Repeat exactly each line of the data provided below.

—————

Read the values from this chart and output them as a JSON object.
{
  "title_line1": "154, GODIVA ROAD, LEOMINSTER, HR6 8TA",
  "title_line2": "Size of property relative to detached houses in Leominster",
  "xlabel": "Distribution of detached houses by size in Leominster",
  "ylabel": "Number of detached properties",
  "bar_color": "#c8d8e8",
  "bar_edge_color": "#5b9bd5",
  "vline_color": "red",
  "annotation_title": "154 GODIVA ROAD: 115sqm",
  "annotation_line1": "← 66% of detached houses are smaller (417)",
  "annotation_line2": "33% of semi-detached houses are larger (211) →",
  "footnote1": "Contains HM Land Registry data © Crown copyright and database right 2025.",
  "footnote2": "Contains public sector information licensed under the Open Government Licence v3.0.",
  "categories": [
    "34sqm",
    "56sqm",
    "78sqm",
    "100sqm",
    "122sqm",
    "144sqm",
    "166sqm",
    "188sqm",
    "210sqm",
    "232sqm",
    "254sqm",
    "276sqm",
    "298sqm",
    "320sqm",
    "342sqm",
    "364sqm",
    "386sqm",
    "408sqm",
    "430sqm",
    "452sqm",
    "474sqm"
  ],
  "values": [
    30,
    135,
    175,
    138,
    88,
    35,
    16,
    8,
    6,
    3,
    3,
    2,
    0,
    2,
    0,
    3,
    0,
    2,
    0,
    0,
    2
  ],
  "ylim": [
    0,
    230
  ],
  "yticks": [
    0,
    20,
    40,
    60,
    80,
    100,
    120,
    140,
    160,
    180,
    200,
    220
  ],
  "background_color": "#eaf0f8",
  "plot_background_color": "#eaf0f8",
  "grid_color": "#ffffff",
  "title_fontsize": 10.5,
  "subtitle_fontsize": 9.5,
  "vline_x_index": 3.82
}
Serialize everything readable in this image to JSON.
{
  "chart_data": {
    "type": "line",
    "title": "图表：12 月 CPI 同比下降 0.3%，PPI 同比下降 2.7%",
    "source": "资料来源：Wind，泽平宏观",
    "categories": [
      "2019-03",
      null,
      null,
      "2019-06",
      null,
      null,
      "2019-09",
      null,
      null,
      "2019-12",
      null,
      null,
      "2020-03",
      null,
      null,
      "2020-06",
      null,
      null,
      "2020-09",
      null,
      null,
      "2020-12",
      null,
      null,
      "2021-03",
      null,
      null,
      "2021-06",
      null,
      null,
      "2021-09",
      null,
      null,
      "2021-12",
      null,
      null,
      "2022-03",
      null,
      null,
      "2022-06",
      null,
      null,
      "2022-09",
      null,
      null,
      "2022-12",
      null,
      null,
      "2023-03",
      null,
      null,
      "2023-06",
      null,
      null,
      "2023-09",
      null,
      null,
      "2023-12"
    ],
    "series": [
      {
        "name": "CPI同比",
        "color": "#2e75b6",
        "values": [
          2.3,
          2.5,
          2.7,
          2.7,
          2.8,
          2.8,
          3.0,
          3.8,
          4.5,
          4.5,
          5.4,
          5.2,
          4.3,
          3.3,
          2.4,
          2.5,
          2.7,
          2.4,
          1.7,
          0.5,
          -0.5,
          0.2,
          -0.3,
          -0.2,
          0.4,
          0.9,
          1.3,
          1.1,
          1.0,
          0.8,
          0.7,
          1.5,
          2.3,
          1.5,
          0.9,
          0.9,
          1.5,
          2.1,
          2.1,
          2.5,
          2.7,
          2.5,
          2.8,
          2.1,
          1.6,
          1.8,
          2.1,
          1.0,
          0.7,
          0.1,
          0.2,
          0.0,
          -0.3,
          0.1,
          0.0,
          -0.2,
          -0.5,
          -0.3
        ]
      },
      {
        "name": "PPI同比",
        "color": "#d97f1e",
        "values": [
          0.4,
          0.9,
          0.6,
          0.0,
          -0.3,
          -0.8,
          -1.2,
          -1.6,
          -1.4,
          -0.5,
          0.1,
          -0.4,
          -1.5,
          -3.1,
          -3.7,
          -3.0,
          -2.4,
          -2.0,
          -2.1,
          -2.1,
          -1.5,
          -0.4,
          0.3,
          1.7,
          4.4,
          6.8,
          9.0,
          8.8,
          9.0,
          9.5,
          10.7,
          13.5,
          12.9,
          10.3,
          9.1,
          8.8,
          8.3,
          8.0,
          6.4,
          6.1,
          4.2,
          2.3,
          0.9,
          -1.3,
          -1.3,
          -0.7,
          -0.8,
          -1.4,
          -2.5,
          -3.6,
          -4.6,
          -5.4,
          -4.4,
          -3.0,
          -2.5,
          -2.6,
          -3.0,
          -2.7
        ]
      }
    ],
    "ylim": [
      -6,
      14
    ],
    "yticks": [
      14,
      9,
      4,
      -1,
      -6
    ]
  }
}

—————

■ PROBLEM SOLUTION:
Read the values from this chart and output them as a JSON object.
{
  "title_line1": "154, GODIVA ROAD, LEOMINSTER, HR6 8TA",
  "title_line2": "Size of property relative to detached houses in Leominster",
  "xlabel": "Distribution of detached houses by size in Leominster",
  "ylabel": "Number of detached properties",
  "bar_color": "#c8d8e8",
  "bar_edge_color": "#5b9bd5",
  "vline_color": "red",
  "annotation_title": "154 GODIVA ROAD: 115sqm",
  "annotation_line1": "← 66% of detached houses are smaller (417)",
  "annotation_line2": "33% of semi-detached houses are larger (211) →",
  "footnote1": "Contains HM Land Registry data © Crown copyright and database right 2025.",
  "footnote2": "Contains public sector information licensed under the Open Government Licence v3.0.",
  "categories": [
    "34sqm",
    "56sqm",
    "78sqm",
    "100sqm",
    "122sqm",
    "144sqm",
    "166sqm",
    "188sqm",
    "210sqm",
    "232sqm",
    "254sqm",
    "276sqm",
    "298sqm",
    "320sqm",
    "342sqm",
    "364sqm",
    "386sqm",
    "408sqm",
    "430sqm",
    "452sqm",
    "474sqm"
  ],
  "values": [
    30,
    135,
    175,
    138,
    88,
    35,
    16,
    8,
    6,
    3,
    3,
    2,
    0,
    2,
    0,
    3,
    0,
    2,
    0,
    0,
    2
  ],
  "ylim": [
    0,
    230
  ],
  "yticks": [
    0,
    20,
    40,
    60,
    80,
    100,
    120,
    140,
    160,
    180,
    200,
    220
  ],
  "background_color": "#eaf0f8",
  "plot_background_color": "#eaf0f8",
  "grid_color": "#ffffff",
  "title_fontsize": 10.5,
  "subtitle_fontsize": 9.5,
  "vline_x_index": 3.82
}
Serialize everything readable in this image to JSON.
{
  "chart_data": {
    "type": "line",
    "title": "图表：12 月 CPI 同比下降 0.3%，PPI 同比下降 2.7%",
    "source": "资料来源：Wind，泽平宏观",
    "categories": [
      "2019-03",
      null,
      null,
      "2019-06",
      null,
      null,
      "2019-09",
      null,
      null,
      "2019-12",
      null,
      null,
      "2020-03",
      null,
      null,
      "2020-06",
      null,
      null,
      "2020-09",
      null,
      null,
      "2020-12",
      null,
      null,
      "2021-03",
      null,
      null,
      "2021-06",
      null,
      null,
      "2021-09",
      null,
      null,
      "2021-12",
      null,
      null,
      "2022-03",
      null,
      null,
      "2022-06",
      null,
      null,
      "2022-09",
      null,
      null,
      "2022-12",
      null,
      null,
      "2023-03",
      null,
      null,
      "2023-06",
      null,
      null,
      "2023-09",
      null,
      null,
      "2023-12"
    ],
    "series": [
      {
        "name": "CPI同比",
        "color": "#2e75b6",
        "values": [
          2.3,
          2.5,
          2.7,
          2.7,
          2.8,
          2.8,
          3.0,
          3.8,
          4.5,
          4.5,
          5.4,
          5.2,
          4.3,
          3.3,
          2.4,
          2.5,
          2.7,
          2.4,
          1.7,
          0.5,
          -0.5,
          0.2,
          -0.3,
          -0.2,
          0.4,
          0.9,
          1.3,
          1.1,
          1.0,
          0.8,
          0.7,
          1.5,
          2.3,
          1.5,
          0.9,
          0.9,
          1.5,
          2.1,
          2.1,
          2.5,
          2.7,
          2.5,
          2.8,
          2.1,
          1.6,
          1.8,
          2.1,
          1.0,
          0.7,
          0.1,
          0.2,
          0.0,
          -0.3,
          0.1,
          0.0,
          -0.2,
          -0.5,
          -0.3
        ]
      },
      {
        "name": "PPI同比",
        "color": "#d97f1e",
        "values": [
          0.4,
          0.9,
          0.6,
          0.0,
          -0.3,
          -0.8,
          -1.2,
          -1.6,
          -1.4,
          -0.5,
          0.1,
          -0.4,
          -1.5,
          -3.1,
          -3.7,
          -3.0,
          -2.4,
          -2.0,
          -2.1,
          -2.1,
          -1.5,
          -0.4,
          0.3,
          1.7,
          4.4,
          6.8,
          9.0,
          8.8,
          9.0,
          9.5,
          10.7,
          13.5,
          12.9,
          10.3,
          9.1,
          8.8,
          8.3,
          8.0,
          6.4,
          6.1,
          4.2,
          2.3,
          0.9,
          -1.3,
          -1.3,
          -0.7,
          -0.8,
          -1.4,
          -2.5,
          -3.6,
          -4.6,
          -5.4,
          -4.4,
          -3.0,
          -2.5,
          -2.6,
          -3.0,
          -2.7
        ]
      }
    ],
    "ylim": [
      -6,
      14
    ],
    "yticks": [
      14,
      9,
      4,
      -1,
      -6
    ]
  }
}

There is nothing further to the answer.